> TASK INSTRUCTIONS
Word for word, copy all the data and drop the pictures.

> INFORMATION SHOWN
*-*-*

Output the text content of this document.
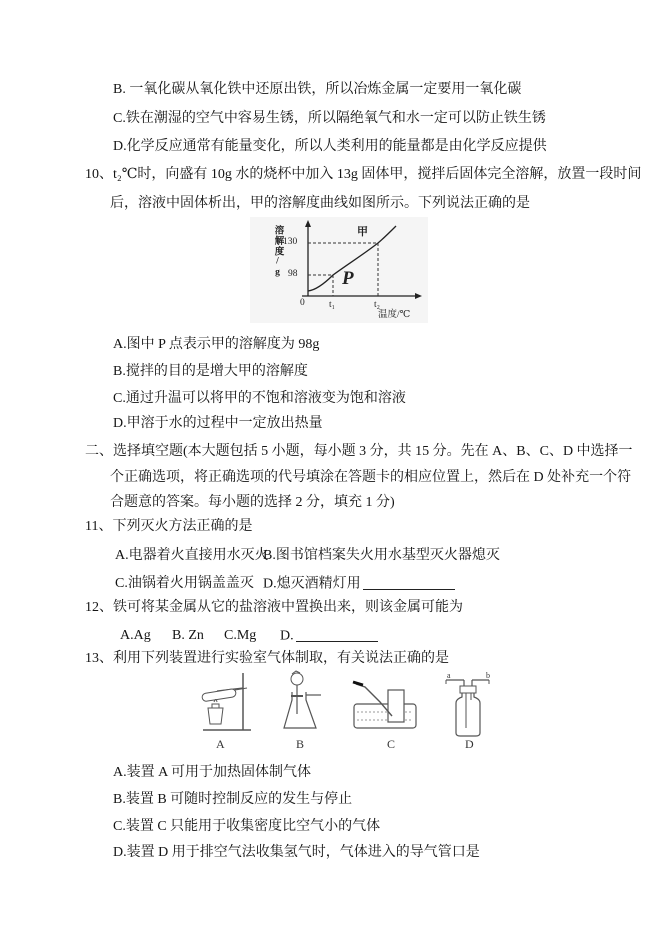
B. 一氧化碳从氧化铁中还原出铁，所以冶炼金属一定要用一氧化碳
C.铁在潮湿的空气中容易生锈，所以隔绝氧气和水一定可以防止铁生锈
D.化学反应通常有能量变化，所以人类利用的能量都是由化学反应提供
10、t₂℃时，向盛有 10g 水的烧杯中加入 13g 固体甲，搅拌后固体完全溶解，放置一段时间
后，溶液中固体析出，甲的溶解度曲线如图所示。下列说法正确的是
溶解度/g 130
98
0	t₁	t₂
温度/℃
甲
P
A.图中 P 点表示甲的溶解度为 98g
B.搅拌的目的是增大甲的溶解度
C.通过升温可以将甲的不饱和溶液变为饱和溶液
D.甲溶于水的过程中一定放出热量
二、选择填空题(本大题包括 5 小题，每小题 3 分，共 15 分。先在 A、B、C、D 中选择一
个正确选项，将正确选项的代号填涂在答题卡的相应位置上，然后在 D 处补充一个符
合题意的答案。每小题的选择 2 分，填充 1 分)
11、下列灭火方法正确的是
A.电器着火直接用水灭火
B.图书馆档案失火用水基型灭火器熄灭
C.油锅着火用锅盖盖灭 D.熄灭酒精灯用
12、铁可将某金属从它的盐溶液中置换出来，则该金属可能为
A.Ag B. Zn C.Mg D.
13、利用下列装置进行实验室气体制取，有关说法正确的是
a	b
A	B	C	D
A.装置 A 可用于加热固体制气体
B.装置 B 可随时控制反应的发生与停止
C.装置 C 只能用于收集密度比空气小的气体
D.装置 D 用于排空气法收集氢气时，气体进入的导气管口是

*-*-*

> WRITTEN ANSWER
Output the text content of this document.
B. 一氧化碳从氧化铁中还原出铁，所以冶炼金属一定要用一氧化碳
C.铁在潮湿的空气中容易生锈，所以隔绝氧气和水一定可以防止铁生锈
D.化学反应通常有能量变化，所以人类利用的能量都是由化学反应提供
10、t₂℃时，向盛有 10g 水的烧杯中加入 13g 固体甲，搅拌后固体完全溶解，放置一段时间
后，溶液中固体析出，甲的溶解度曲线如图所示。下列说法正确的是
溶解度/g 130
98
0	t₁	t₂
温度/℃
甲
P
A.图中 P 点表示甲的溶解度为 98g
B.搅拌的目的是增大甲的溶解度
C.通过升温可以将甲的不饱和溶液变为饱和溶液
D.甲溶于水的过程中一定放出热量
二、选择填空题(本大题包括 5 小题，每小题 3 分，共 15 分。先在 A、B、C、D 中选择一
个正确选项，将正确选项的代号填涂在答题卡的相应位置上，然后在 D 处补充一个符
合题意的答案。每小题的选择 2 分，填充 1 分)
11、下列灭火方法正确的是
A.电器着火直接用水灭火
B.图书馆档案失火用水基型灭火器熄灭
C.油锅着火用锅盖盖灭 D.熄灭酒精灯用
12、铁可将某金属从它的盐溶液中置换出来，则该金属可能为
A.Ag B. Zn C.Mg D.
13、利用下列装置进行实验室气体制取，有关说法正确的是
a	b
A	B	C	D
A.装置 A 可用于加热固体制气体
B.装置 B 可随时控制反应的发生与停止
C.装置 C 只能用于收集密度比空气小的气体
D.装置 D 用于排空气法收集氢气时，气体进入的导气管口是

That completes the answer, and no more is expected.